Cottesloe Surf Lifesaving club

This is an article from the Architecture Australia archives and may use outdated formatting

Romesh Goonewardene considers the recent limited competition.

The Cottesloe Surf Lifesaving Club is the oldest lifesaving club in Western Australia (founded only two years after Australia’s first, Bondi, which started in 1907). Its current premises, occupying a magnificent limestone outcrop overlooking Perth’s most civilized beach, were built in 1954 and look a little tired. In need of a new building to facilitate its fifty-year business plan, the club consulted Laurie Hegvold, long-time head of architecture and Emeritus Professor at Curtin University. He recommended a limited competition, which was lauded and supported by the local authority.

The first prize of $5,000 was presented to Spaceagency, in collaboration with mOrq. The jury, chaired by Hegvold, also commended the entry by Iredale Pedersen Hook and thanked the other two invitees, Jones Coulter Young and Donaldson + Warn, for the high standard of their submissions.

The competition is a small victory for a certain type of architecture, a global contemporary aesthetic which is the metier of a certain (young) generation of architects. The four invited firms all have identities partly invested in competition and award winning and, with one exception, have baby boomer principals overseeing gen-X and gen-Y floor staffers. IPH are cusp gen X ers. The significant thing is that the submissions represented not just each practice’s specific, considered response to the problem, but also a real-time projection of its relation to current architectural symbolic capital, which I shall briefly explain later.

The winning scheme has a crisp geometry and sophisticated choice of materials derived from a variety of site and contextual factors, circulations, views and environmental performance. The shape and cutouts from the extruded form are derived from the morphology of the deformed tea-trees on the site, which bend backwards from the force of the wind. Importantly, the scheme is presented and looks like an international competition award winner.

The IPH and Donaldson + Warn schemes are more modest in scale and materiality, choosing masonry and cheap panels. Donaldson + Warn took a very pragmatic approach to the problem, working with the utilitarian idiom of earlier masonry clubhouse models in Perth and then allowing it to dissemble as it ran down the slope. IPH adopted an ocarina-shaped plan, based on the idea of reversibility of views and surveillance and yielding T-shaped viewing towers. While the scheme was highly commended by the jury, I wonder if they found the towers a little menacing.
※ ※ ※
## THE TASKS
#1 Could you repeat the part of the Cottesloe article that opens with the words containing "The Cottesloe Surf" and closes with "standard of their submissions."?
#2 How would you say this sentence from the Cottesloe article in Spanish: "The first prize of $5,000 was presented to Spaceagency, in collaboration with mOrq."
#3 According to the Cottesloe article, what factors were the winning scheme's geometry and choice of materials derived from? List all of them.
The data that follows has no connection to the Cottesloe article.

## SOURCE DATA
※ ※ ※
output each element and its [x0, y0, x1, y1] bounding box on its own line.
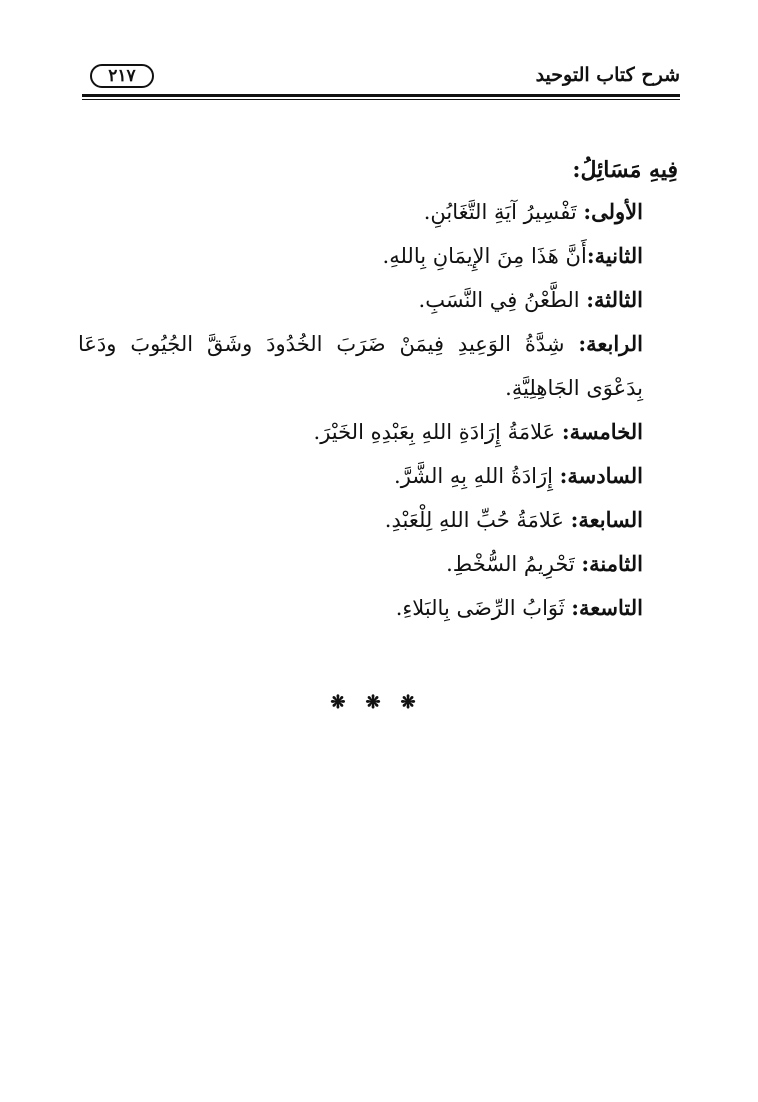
※ ※ ※
## EXERCISE RESPONSES
#1
The Cottesloe Surf Lifesaving Club is the oldest lifesaving club in Western Australia (founded only two years after Australia’s first, Bondi, which started in 1907). Its current premises, occupying a magnificent limestone outcrop overlooking Perth’s most civilized beach, were built in 1954 and look a little tired. In need of a new building to facilitate its fifty-year business plan, the club consulted Laurie Hegvold, long-time head of architecture and Emeritus Professor at Curtin University. He recommended a limited competition, which was lauded and supported by the local authority.

The first prize of $5,000 was presented to Spaceagency, in collaboration with mOrq. The jury, chaired by Hegvold, also commended the entry by Iredale Pedersen Hook and thanked the other two invitees, Jones Coulter Young and Donaldson + Warn, for the high standard of their submissions.

#2 El primer premio, de 5.000 dólares, fue entregado a Spaceagency, en colaboración con mOrq.

#3
- Site and contextual factors
- Circulations
- Views
- Environmental performance